Document passage:
::::::::
In his poem “Sparrow Lament,” William Woolfitt alludes to Jesus’s three falls on his way to Golgotha: “You fall,” “You fall,” “You fall.” He uses a string of metaphors from the natural world for the falling Christ: He’s a sparrow bone (spat out by a predator?), a floating leaf, a shed bovine hair, a grain of wheat blown loose from its stalk. These are wistful images of solitariness, passage, decease—and yet the descriptor “God-eyed” indicates that the path Christ is on is governed by divine providence.

The sparrow reference, given further weight by its use in the poem’s title, evokes Jesus’s teaching in Matthew 10:28–31: “Do not fear those who kill the body but cannot kill the soul; rather, fear the one who can destroy both soul and body in hell. Are not two sparrows sold for a penny? Yet not one of them will fall to the ground apart from your Father. And even the hairs of your head are all counted. So do not be afraid; you are of more value than many sparrows.”
::::::::
What you need to do: In the commentary on the poem "Sparrow Lament," which passage from the Gospels does the sparrow reference evoke? The listing that follows is not needed for this exercise.
::::::::
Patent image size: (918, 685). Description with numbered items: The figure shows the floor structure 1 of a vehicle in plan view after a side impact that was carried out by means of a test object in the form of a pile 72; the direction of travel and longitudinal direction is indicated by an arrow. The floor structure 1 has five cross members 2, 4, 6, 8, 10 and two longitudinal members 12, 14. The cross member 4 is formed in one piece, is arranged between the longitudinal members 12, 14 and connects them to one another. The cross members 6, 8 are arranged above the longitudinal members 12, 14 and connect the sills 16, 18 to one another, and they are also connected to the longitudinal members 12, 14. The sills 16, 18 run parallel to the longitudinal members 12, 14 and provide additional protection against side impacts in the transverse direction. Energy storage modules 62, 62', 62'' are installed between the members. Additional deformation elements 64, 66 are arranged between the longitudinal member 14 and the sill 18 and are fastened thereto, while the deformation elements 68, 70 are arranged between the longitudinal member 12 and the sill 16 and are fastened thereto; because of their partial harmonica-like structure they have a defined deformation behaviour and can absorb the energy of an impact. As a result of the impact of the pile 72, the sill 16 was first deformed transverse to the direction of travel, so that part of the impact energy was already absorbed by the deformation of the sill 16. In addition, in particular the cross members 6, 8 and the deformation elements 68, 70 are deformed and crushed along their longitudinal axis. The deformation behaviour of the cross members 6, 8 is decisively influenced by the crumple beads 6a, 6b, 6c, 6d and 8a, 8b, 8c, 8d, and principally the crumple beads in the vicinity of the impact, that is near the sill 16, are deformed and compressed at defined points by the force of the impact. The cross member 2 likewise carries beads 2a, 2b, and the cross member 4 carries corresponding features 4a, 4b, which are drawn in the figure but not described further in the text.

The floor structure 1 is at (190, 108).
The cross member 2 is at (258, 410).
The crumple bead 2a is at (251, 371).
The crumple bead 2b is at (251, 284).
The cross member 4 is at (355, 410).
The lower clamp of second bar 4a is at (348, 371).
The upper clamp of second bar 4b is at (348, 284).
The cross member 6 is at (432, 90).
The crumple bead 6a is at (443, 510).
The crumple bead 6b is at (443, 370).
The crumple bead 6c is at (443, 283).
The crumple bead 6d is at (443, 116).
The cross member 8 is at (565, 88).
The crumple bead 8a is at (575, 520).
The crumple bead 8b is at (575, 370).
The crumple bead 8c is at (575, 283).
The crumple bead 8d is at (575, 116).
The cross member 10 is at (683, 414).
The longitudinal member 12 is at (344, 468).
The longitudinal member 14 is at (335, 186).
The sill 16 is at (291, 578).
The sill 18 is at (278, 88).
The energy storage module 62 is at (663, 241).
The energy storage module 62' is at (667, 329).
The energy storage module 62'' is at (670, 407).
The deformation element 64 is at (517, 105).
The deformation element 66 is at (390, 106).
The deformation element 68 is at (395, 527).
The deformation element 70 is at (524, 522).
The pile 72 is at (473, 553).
::::::::
Problem solution: Matthew 10:28–31.